##### Input data #####

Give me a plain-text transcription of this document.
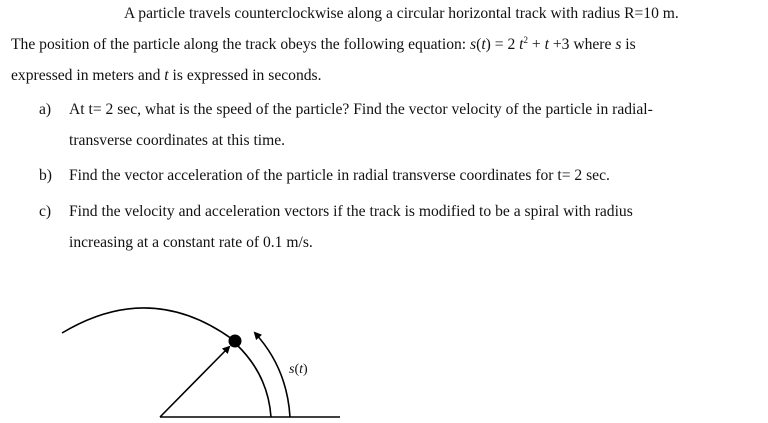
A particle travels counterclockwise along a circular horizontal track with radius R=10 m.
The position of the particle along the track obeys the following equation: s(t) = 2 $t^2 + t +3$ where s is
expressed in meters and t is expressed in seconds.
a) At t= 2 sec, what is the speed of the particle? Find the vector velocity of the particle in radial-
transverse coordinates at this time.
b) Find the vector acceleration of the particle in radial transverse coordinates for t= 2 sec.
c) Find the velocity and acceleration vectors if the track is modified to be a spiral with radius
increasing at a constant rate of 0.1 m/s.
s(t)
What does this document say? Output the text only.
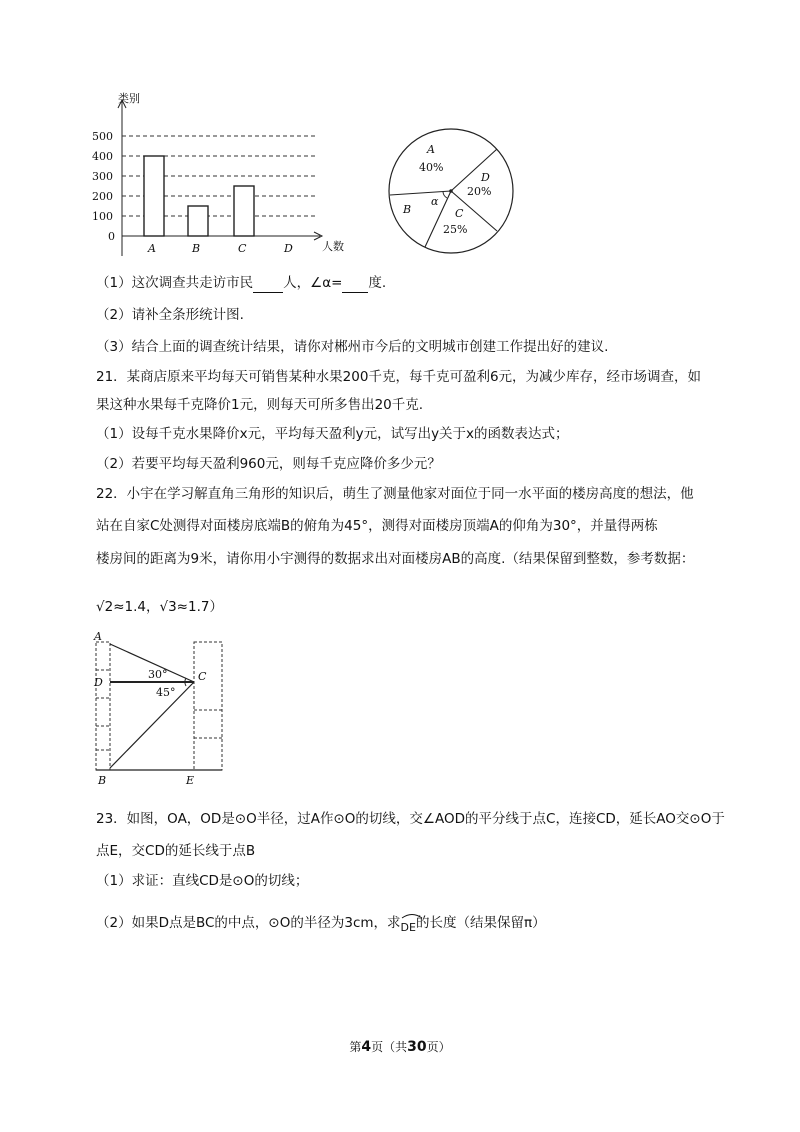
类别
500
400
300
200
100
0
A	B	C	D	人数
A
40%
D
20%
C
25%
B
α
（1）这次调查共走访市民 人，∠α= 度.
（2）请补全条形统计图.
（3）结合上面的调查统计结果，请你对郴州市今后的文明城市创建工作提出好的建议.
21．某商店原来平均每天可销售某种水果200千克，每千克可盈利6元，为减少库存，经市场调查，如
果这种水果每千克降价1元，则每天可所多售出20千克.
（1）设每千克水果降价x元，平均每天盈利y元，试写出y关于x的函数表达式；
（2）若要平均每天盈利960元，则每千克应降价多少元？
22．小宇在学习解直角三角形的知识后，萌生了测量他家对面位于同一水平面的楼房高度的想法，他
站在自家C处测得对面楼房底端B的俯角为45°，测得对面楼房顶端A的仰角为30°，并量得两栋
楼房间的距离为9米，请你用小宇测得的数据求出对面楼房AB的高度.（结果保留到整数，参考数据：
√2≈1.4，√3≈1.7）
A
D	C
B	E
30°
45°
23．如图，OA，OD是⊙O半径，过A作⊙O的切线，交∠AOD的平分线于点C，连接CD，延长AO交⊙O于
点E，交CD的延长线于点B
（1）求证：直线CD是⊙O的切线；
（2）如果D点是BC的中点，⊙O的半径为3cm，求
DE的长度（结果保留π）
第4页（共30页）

#####

**Description of the task**
Leave images out of the retyped records; keep all else exact.

**Response to the task**
Give me a plain-text transcription of this document.
A particle travels counterclockwise along a circular horizontal track with radius R=10 m.
The position of the particle along the track obeys the following equation: s(t) = 2 $t^2 + t +3$ where s is
expressed in meters and t is expressed in seconds.
a) At t= 2 sec, what is the speed of the particle? Find the vector velocity of the particle in radial-
transverse coordinates at this time.
b) Find the vector acceleration of the particle in radial transverse coordinates for t= 2 sec.
c) Find the velocity and acceleration vectors if the track is modified to be a spiral with radius
increasing at a constant rate of 0.1 m/s.
s(t)
What does this document say? Output the text only.
类别
500
400
300
200
100
0
A	B	C	D	人数
A
40%
D
20%
C
25%
B
α
（1）这次调查共走访市民 人，∠α= 度.
（2）请补全条形统计图.
（3）结合上面的调查统计结果，请你对郴州市今后的文明城市创建工作提出好的建议.
21．某商店原来平均每天可销售某种水果200千克，每千克可盈利6元，为减少库存，经市场调查，如
果这种水果每千克降价1元，则每天可所多售出20千克.
（1）设每千克水果降价x元，平均每天盈利y元，试写出y关于x的函数表达式；
（2）若要平均每天盈利960元，则每千克应降价多少元？
22．小宇在学习解直角三角形的知识后，萌生了测量他家对面位于同一水平面的楼房高度的想法，他
站在自家C处测得对面楼房底端B的俯角为45°，测得对面楼房顶端A的仰角为30°，并量得两栋
楼房间的距离为9米，请你用小宇测得的数据求出对面楼房AB的高度.（结果保留到整数，参考数据：
√2≈1.4，√3≈1.7）
A
D	C
B	E
30°
45°
23．如图，OA，OD是⊙O半径，过A作⊙O的切线，交∠AOD的平分线于点C，连接CD，延长AO交⊙O于
点E，交CD的延长线于点B
（1）求证：直线CD是⊙O的切线；
（2）如果D点是BC的中点，⊙O的半径为3cm，求
DE的长度（结果保留π）
第4页（共30页）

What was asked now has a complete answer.